=== Material for this task ===
=-=-=-=-=
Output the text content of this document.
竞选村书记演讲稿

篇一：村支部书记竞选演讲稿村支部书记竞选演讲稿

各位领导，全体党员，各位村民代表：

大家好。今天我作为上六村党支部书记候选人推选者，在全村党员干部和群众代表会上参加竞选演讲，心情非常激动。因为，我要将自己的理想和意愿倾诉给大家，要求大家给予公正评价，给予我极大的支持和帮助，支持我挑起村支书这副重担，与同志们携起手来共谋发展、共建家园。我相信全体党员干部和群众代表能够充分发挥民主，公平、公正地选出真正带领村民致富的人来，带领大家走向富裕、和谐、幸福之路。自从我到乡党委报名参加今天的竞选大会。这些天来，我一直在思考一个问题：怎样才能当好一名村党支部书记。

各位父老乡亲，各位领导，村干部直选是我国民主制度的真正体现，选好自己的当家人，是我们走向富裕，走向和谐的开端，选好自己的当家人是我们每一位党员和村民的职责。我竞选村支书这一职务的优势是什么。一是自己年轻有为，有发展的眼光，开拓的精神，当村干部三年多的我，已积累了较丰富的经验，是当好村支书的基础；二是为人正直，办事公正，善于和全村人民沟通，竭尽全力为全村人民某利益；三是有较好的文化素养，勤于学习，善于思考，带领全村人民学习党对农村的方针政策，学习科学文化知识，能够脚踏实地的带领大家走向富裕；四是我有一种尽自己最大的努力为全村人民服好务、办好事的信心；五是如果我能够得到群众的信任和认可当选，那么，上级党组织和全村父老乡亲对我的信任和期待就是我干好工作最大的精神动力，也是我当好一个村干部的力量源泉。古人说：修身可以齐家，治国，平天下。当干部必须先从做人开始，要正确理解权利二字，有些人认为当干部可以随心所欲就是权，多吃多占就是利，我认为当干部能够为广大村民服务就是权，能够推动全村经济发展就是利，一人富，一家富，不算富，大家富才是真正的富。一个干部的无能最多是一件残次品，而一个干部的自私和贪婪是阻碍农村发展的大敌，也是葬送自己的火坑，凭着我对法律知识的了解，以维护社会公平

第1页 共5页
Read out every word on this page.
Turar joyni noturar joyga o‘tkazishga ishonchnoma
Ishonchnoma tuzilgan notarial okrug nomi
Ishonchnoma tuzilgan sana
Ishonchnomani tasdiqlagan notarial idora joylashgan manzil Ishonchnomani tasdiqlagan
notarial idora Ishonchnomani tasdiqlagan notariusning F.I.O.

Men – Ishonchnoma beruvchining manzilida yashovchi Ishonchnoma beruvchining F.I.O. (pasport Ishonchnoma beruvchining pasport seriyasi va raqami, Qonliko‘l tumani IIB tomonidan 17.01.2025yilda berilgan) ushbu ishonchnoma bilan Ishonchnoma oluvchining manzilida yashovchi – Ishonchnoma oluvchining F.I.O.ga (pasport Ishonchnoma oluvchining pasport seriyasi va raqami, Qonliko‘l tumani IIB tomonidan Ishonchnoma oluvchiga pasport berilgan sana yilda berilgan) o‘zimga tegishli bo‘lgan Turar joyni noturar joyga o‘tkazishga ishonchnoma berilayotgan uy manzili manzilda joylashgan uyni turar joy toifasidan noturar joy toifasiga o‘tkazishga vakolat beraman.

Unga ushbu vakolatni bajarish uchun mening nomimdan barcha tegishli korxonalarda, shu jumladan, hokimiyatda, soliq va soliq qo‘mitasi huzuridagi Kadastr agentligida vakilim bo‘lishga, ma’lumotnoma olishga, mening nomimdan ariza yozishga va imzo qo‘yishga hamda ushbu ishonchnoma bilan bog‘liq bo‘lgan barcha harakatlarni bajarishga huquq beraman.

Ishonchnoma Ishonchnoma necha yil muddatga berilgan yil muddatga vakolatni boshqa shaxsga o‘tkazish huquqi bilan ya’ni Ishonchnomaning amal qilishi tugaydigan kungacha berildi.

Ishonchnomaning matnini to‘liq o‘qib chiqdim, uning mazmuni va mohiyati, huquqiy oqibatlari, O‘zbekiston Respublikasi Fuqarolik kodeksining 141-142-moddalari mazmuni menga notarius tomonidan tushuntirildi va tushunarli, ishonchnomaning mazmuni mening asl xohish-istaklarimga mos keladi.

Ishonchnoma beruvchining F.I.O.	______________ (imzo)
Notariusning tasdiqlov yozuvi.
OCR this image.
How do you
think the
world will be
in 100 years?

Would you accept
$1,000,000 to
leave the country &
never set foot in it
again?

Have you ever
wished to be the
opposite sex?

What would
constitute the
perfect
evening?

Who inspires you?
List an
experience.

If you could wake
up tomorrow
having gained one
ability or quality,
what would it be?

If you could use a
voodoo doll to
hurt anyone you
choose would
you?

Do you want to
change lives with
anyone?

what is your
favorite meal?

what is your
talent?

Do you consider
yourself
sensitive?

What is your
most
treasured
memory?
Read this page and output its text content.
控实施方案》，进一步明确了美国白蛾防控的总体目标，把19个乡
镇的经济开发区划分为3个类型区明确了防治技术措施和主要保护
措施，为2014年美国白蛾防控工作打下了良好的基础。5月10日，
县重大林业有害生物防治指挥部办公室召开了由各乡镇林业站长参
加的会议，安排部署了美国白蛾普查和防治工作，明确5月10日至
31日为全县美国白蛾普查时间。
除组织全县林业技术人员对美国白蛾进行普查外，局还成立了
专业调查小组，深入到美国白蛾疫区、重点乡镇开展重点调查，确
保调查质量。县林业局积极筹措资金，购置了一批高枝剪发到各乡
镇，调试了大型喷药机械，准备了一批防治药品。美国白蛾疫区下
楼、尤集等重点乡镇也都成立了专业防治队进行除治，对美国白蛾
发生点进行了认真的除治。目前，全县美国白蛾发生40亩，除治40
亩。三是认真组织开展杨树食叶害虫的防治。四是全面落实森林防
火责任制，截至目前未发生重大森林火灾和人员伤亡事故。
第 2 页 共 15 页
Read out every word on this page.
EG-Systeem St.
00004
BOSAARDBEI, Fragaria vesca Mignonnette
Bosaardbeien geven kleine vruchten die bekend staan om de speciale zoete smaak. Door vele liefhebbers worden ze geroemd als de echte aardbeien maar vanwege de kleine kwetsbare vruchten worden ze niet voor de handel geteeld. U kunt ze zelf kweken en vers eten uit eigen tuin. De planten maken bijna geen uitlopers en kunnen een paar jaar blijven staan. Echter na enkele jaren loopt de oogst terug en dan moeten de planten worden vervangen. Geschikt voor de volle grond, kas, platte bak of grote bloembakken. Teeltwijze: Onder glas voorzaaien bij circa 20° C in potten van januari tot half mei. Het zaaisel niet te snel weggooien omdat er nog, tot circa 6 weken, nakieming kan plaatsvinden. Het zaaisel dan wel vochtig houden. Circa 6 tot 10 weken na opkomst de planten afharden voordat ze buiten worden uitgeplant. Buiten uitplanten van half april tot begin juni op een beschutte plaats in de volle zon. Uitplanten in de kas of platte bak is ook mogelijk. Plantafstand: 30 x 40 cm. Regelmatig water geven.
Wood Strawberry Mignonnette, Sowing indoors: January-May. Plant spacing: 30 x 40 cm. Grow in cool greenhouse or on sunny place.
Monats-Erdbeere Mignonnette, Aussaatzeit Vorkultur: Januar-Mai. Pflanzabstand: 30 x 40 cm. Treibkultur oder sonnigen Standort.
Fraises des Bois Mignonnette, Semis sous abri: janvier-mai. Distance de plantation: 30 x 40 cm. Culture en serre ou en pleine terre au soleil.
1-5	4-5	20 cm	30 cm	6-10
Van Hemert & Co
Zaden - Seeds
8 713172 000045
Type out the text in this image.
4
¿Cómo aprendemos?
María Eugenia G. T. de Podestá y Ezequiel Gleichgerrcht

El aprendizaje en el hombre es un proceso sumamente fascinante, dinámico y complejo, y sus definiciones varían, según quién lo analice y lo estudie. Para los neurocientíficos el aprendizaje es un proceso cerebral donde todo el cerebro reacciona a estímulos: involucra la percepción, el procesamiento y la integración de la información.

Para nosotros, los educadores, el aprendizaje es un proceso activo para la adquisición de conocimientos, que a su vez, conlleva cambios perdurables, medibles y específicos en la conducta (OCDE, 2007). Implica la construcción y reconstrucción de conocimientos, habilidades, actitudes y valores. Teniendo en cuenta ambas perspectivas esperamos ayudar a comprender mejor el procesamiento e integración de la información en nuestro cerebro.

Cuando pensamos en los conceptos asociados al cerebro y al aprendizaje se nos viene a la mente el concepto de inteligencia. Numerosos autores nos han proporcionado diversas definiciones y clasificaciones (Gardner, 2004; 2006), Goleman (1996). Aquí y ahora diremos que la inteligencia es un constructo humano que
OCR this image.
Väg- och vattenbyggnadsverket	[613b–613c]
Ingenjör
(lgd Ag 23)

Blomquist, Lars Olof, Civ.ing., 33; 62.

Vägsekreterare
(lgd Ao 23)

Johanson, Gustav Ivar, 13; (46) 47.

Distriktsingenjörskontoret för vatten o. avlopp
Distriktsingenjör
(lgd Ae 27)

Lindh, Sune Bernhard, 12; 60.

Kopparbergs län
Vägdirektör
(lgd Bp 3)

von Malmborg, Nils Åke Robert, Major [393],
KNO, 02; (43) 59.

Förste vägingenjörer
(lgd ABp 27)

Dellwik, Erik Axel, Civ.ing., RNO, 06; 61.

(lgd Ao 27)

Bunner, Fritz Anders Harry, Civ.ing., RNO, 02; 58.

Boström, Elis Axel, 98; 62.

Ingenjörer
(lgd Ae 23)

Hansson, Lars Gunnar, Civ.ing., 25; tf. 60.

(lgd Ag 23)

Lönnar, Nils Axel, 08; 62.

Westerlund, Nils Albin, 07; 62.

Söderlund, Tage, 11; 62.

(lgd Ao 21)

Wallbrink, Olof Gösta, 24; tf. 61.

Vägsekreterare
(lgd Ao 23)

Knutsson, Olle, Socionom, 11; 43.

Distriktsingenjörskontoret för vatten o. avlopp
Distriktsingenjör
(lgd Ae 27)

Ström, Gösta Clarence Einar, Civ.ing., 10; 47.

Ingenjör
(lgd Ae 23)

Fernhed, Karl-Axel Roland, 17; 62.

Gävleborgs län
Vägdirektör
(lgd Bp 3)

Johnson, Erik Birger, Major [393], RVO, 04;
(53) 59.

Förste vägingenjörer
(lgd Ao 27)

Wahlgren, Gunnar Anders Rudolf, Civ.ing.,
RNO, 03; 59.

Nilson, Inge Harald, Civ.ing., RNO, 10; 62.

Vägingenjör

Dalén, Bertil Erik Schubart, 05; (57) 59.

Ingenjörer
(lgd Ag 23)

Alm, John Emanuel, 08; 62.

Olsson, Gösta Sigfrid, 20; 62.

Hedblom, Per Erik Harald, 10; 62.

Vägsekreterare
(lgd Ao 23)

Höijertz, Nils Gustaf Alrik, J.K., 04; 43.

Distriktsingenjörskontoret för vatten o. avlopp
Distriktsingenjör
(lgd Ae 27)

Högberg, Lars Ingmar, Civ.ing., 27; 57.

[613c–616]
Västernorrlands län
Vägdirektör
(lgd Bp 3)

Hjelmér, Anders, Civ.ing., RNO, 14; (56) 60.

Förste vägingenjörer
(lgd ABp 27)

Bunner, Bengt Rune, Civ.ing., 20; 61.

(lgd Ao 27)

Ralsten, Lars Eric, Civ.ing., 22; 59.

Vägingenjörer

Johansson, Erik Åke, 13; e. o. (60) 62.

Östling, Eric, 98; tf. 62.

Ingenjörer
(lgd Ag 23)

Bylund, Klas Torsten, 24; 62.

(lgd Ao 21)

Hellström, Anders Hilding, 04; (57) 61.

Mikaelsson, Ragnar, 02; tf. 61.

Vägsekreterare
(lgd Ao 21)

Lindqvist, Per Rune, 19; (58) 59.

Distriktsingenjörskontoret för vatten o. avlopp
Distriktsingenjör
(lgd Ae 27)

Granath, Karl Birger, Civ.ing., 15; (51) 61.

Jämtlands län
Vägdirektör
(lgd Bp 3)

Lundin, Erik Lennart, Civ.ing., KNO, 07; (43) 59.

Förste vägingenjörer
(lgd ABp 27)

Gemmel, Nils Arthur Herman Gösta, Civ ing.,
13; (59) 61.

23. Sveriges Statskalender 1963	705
=-=-=-=-=
=== Task description ===
Tell how many lines of the material above hold "notarial", answering with a bare number.

=== Output of the exercise ===
3